Stored data
>>

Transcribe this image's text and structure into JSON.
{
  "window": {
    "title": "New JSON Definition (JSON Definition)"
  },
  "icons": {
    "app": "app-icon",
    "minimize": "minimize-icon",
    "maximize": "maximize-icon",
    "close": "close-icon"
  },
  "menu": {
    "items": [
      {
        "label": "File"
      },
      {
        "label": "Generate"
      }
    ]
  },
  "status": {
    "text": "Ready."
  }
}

<<

=== Instructions for the task ===
In full and verbatim, repeat the records given above.

=== Final answer ===
Transcribe this image's text and structure into JSON.
{
  "window": {
    "title": "New JSON Definition (JSON Definition)"
  },
  "icons": {
    "app": "app-icon",
    "minimize": "minimize-icon",
    "maximize": "maximize-icon",
    "close": "close-icon"
  },
  "menu": {
    "items": [
      {
        "label": "File"
      },
      {
        "label": "Generate"
      }
    ]
  },
  "status": {
    "text": "Ready."
  }
}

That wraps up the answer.